* **PROBLEM TO SOLVE**
Please reproduce, character for character, the lines running from the first one through the line that contains "- annotation-step2: 2.点击预留菜单: [219, 408, 338, 428]", including both of those lines.

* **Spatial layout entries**
%%
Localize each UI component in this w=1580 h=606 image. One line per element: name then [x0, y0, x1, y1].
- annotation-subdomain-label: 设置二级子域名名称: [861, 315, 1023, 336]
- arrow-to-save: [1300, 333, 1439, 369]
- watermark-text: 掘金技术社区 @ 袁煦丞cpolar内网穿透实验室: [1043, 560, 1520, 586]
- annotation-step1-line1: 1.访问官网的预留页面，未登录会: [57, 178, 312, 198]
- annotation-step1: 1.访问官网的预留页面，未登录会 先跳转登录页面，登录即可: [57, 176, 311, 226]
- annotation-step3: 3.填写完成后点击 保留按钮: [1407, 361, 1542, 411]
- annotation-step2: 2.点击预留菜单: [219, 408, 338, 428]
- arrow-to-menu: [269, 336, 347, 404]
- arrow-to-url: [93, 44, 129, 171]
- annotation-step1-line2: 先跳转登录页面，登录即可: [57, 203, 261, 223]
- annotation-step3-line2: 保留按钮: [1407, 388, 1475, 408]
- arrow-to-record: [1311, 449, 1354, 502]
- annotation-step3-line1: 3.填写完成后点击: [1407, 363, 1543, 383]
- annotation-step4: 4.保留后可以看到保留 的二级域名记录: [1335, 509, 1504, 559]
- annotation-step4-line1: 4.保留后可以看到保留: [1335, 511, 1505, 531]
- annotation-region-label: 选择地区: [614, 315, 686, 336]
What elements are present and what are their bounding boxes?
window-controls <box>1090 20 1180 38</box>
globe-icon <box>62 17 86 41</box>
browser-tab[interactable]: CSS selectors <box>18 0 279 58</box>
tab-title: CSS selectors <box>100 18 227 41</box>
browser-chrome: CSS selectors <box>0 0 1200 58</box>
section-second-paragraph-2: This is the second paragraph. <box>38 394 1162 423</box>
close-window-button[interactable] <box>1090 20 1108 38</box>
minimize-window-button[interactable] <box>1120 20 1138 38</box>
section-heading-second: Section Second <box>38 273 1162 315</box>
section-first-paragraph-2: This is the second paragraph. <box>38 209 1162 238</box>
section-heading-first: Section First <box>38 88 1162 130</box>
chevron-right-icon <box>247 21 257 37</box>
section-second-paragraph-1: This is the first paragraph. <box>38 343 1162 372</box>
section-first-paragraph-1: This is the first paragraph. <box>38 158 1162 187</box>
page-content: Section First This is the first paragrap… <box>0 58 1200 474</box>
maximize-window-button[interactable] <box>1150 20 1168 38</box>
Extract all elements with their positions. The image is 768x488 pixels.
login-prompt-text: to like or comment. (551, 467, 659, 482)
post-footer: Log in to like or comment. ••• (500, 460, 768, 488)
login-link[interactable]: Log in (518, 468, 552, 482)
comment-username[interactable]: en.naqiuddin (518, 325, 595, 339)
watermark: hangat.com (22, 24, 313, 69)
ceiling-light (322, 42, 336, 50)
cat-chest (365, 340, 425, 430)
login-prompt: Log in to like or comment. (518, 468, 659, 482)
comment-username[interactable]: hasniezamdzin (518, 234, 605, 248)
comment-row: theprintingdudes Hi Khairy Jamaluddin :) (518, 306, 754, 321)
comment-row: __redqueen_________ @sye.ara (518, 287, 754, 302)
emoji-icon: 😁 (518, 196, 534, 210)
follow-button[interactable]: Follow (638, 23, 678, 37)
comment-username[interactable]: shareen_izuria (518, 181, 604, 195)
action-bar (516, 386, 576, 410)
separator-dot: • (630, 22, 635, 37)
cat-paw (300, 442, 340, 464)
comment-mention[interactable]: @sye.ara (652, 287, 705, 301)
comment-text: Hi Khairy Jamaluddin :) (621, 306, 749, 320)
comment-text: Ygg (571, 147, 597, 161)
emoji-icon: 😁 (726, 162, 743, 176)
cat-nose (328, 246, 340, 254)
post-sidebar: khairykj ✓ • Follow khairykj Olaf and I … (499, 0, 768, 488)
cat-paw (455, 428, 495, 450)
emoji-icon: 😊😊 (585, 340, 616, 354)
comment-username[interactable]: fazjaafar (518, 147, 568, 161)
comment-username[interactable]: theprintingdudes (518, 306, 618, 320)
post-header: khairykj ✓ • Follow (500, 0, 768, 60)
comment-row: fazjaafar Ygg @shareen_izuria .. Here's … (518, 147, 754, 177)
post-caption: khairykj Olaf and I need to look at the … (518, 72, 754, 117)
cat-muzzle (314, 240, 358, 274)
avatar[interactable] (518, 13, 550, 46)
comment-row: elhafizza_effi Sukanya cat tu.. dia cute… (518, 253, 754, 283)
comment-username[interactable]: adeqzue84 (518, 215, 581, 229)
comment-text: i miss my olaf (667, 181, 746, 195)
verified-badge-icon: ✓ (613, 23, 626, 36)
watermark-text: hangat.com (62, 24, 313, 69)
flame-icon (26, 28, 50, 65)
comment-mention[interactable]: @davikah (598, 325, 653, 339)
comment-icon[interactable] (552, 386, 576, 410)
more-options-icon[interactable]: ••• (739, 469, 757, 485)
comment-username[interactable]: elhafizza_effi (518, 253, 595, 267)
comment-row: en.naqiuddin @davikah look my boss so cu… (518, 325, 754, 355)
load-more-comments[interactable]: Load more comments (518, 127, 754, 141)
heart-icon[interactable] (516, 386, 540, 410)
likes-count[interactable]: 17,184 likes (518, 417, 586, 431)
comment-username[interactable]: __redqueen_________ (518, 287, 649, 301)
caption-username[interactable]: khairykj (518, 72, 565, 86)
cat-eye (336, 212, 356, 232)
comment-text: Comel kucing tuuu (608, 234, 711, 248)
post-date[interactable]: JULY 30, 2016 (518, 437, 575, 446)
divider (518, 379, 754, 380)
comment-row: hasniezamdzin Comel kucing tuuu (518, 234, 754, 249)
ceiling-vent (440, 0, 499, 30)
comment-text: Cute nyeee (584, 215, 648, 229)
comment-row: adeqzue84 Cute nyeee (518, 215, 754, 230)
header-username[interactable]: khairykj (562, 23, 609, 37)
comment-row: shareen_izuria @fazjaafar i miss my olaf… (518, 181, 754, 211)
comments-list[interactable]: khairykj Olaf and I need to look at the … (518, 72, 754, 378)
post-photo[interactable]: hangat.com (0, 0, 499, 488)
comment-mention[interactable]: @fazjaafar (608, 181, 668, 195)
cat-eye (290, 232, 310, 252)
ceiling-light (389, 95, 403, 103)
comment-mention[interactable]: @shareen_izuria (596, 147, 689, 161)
%%
* **SOLUTION FOR THIS EXERCISE**
Localize each UI component in this w=1580 h=606 image. One line per element: name then [x0, y0, x1, y1].
- annotation-subdomain-label: 设置二级子域名名称: [861, 315, 1023, 336]
- arrow-to-save: [1300, 333, 1439, 369]
- watermark-text: 掘金技术社区 @ 袁煦丞cpolar内网穿透实验室: [1043, 560, 1520, 586]
- annotation-step1-line1: 1.访问官网的预留页面，未登录会: [57, 178, 312, 198]
- annotation-step1: 1.访问官网的预留页面，未登录会 先跳转登录页面，登录即可: [57, 176, 311, 226]
- annotation-step3: 3.填写完成后点击 保留按钮: [1407, 361, 1542, 411]
- annotation-step2: 2.点击预留菜单: [219, 408, 338, 428]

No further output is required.